| Requirements |
Every entry must be given again exactly.

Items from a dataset
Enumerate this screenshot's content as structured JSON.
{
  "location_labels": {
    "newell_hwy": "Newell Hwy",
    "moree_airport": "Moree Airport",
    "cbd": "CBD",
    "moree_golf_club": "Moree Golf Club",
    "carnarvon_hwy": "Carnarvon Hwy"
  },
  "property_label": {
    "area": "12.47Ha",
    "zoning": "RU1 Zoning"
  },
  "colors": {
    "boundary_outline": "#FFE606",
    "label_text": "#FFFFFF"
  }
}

| Complete answer |
Enumerate this screenshot's content as structured JSON.
{
  "location_labels": {
    "newell_hwy": "Newell Hwy",
    "moree_airport": "Moree Airport",
    "cbd": "CBD",
    "moree_golf_club": "Moree Golf Club",
    "carnarvon_hwy": "Carnarvon Hwy"
  },
  "property_label": {
    "area": "12.47Ha",
    "zoning": "RU1 Zoning"
  },
  "colors": {
    "boundary_outline": "#FFE606",
    "label_text": "#FFFFFF"
  }
}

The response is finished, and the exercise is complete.